EXERCISE AIM>
Output the entries below exactly as written, omitting pictures.
★ ★ ★ ★ ★
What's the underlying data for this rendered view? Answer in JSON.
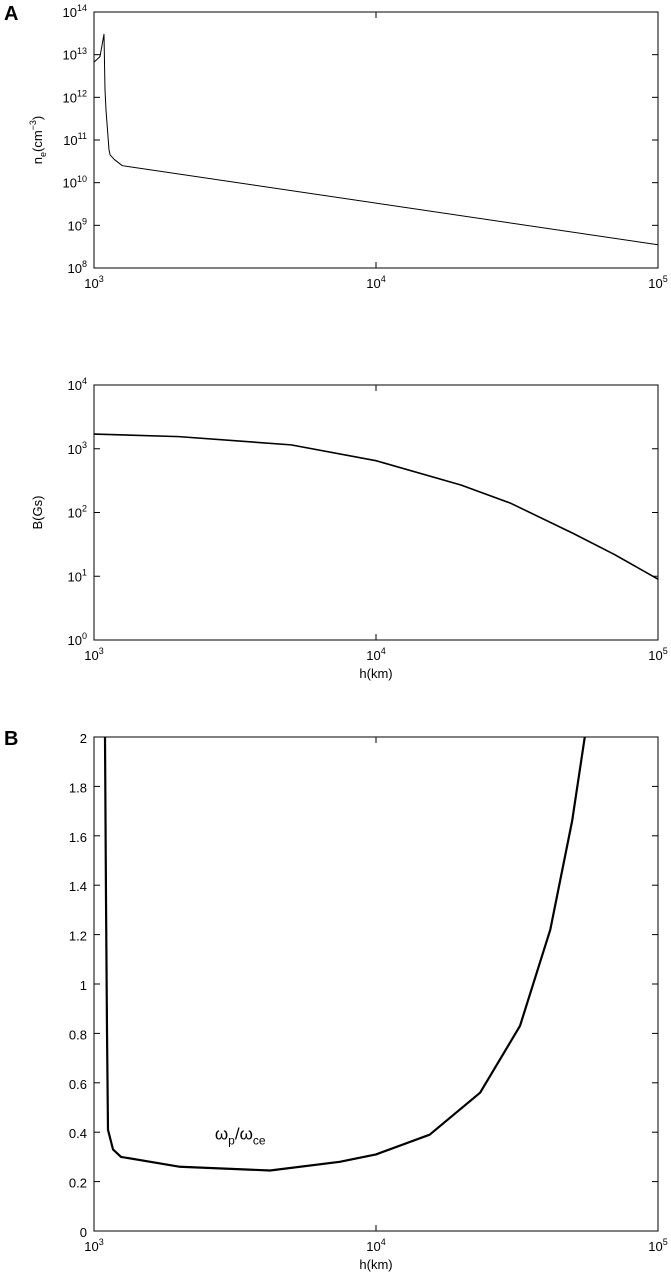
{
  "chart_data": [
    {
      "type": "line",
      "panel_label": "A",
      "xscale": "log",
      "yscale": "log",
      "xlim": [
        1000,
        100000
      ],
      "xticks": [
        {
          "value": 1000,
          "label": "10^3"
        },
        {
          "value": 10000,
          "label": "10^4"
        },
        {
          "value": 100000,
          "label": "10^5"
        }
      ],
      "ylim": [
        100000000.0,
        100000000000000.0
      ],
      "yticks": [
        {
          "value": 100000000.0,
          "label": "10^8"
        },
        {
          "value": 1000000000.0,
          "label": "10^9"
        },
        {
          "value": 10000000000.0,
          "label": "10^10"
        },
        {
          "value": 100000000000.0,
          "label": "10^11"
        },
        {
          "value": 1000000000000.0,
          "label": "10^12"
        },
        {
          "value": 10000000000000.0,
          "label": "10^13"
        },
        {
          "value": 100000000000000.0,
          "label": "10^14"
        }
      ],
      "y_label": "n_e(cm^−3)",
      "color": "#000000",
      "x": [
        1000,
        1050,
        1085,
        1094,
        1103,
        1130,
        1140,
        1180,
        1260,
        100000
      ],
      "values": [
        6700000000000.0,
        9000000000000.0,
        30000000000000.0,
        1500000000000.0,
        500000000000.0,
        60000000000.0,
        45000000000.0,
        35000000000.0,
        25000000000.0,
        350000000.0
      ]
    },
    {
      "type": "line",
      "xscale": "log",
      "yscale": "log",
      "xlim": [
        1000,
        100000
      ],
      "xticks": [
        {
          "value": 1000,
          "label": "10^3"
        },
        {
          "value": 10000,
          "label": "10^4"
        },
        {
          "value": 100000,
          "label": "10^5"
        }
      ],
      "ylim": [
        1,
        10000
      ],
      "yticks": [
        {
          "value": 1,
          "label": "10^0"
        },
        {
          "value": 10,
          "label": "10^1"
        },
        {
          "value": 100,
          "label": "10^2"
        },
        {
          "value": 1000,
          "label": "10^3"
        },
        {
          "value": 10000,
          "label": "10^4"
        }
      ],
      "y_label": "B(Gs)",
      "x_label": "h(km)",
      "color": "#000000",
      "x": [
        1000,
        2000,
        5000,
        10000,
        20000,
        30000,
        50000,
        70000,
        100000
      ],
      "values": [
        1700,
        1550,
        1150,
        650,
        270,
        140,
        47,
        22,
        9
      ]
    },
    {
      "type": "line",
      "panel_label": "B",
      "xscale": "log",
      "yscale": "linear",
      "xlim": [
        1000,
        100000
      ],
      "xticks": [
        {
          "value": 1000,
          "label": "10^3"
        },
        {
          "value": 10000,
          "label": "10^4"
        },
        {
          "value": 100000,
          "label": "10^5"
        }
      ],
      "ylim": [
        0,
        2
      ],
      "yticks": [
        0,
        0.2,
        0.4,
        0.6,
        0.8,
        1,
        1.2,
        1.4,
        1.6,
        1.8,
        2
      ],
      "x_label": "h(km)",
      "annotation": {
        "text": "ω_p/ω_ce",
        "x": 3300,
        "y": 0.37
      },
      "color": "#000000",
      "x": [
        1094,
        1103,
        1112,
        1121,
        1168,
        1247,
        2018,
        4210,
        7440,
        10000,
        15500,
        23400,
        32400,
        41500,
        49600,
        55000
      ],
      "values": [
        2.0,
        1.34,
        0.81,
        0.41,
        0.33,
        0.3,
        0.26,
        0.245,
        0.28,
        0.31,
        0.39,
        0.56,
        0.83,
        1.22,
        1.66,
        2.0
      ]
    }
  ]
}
★ ★ ★ ★ ★
FULL SOLUTION>
What's the underlying data for this rendered view? Answer in JSON.
{
  "chart_data": [
    {
      "type": "line",
      "panel_label": "A",
      "xscale": "log",
      "yscale": "log",
      "xlim": [
        1000,
        100000
      ],
      "xticks": [
        {
          "value": 1000,
          "label": "10^3"
        },
        {
          "value": 10000,
          "label": "10^4"
        },
        {
          "value": 100000,
          "label": "10^5"
        }
      ],
      "ylim": [
        100000000.0,
        100000000000000.0
      ],
      "yticks": [
        {
          "value": 100000000.0,
          "label": "10^8"
        },
        {
          "value": 1000000000.0,
          "label": "10^9"
        },
        {
          "value": 10000000000.0,
          "label": "10^10"
        },
        {
          "value": 100000000000.0,
          "label": "10^11"
        },
        {
          "value": 1000000000000.0,
          "label": "10^12"
        },
        {
          "value": 10000000000000.0,
          "label": "10^13"
        },
        {
          "value": 100000000000000.0,
          "label": "10^14"
        }
      ],
      "y_label": "n_e(cm^−3)",
      "color": "#000000",
      "x": [
        1000,
        1050,
        1085,
        1094,
        1103,
        1130,
        1140,
        1180,
        1260,
        100000
      ],
      "values": [
        6700000000000.0,
        9000000000000.0,
        30000000000000.0,
        1500000000000.0,
        500000000000.0,
        60000000000.0,
        45000000000.0,
        35000000000.0,
        25000000000.0,
        350000000.0
      ]
    },
    {
      "type": "line",
      "xscale": "log",
      "yscale": "log",
      "xlim": [
        1000,
        100000
      ],
      "xticks": [
        {
          "value": 1000,
          "label": "10^3"
        },
        {
          "value": 10000,
          "label": "10^4"
        },
        {
          "value": 100000,
          "label": "10^5"
        }
      ],
      "ylim": [
        1,
        10000
      ],
      "yticks": [
        {
          "value": 1,
          "label": "10^0"
        },
        {
          "value": 10,
          "label": "10^1"
        },
        {
          "value": 100,
          "label": "10^2"
        },
        {
          "value": 1000,
          "label": "10^3"
        },
        {
          "value": 10000,
          "label": "10^4"
        }
      ],
      "y_label": "B(Gs)",
      "x_label": "h(km)",
      "color": "#000000",
      "x": [
        1000,
        2000,
        5000,
        10000,
        20000,
        30000,
        50000,
        70000,
        100000
      ],
      "values": [
        1700,
        1550,
        1150,
        650,
        270,
        140,
        47,
        22,
        9
      ]
    },
    {
      "type": "line",
      "panel_label": "B",
      "xscale": "log",
      "yscale": "linear",
      "xlim": [
        1000,
        100000
      ],
      "xticks": [
        {
          "value": 1000,
          "label": "10^3"
        },
        {
          "value": 10000,
          "label": "10^4"
        },
        {
          "value": 100000,
          "label": "10^5"
        }
      ],
      "ylim": [
        0,
        2
      ],
      "yticks": [
        0,
        0.2,
        0.4,
        0.6,
        0.8,
        1,
        1.2,
        1.4,
        1.6,
        1.8,
        2
      ],
      "x_label": "h(km)",
      "annotation": {
        "text": "ω_p/ω_ce",
        "x": 3300,
        "y": 0.37
      },
      "color": "#000000",
      "x": [
        1094,
        1103,
        1112,
        1121,
        1168,
        1247,
        2018,
        4210,
        7440,
        10000,
        15500,
        23400,
        32400,
        41500,
        49600,
        55000
      ],
      "values": [
        2.0,
        1.34,
        0.81,
        0.41,
        0.33,
        0.3,
        0.26,
        0.245,
        0.28,
        0.31,
        0.39,
        0.56,
        0.83,
        1.22,
        1.66,
        2.0
      ]
    }
  ]
}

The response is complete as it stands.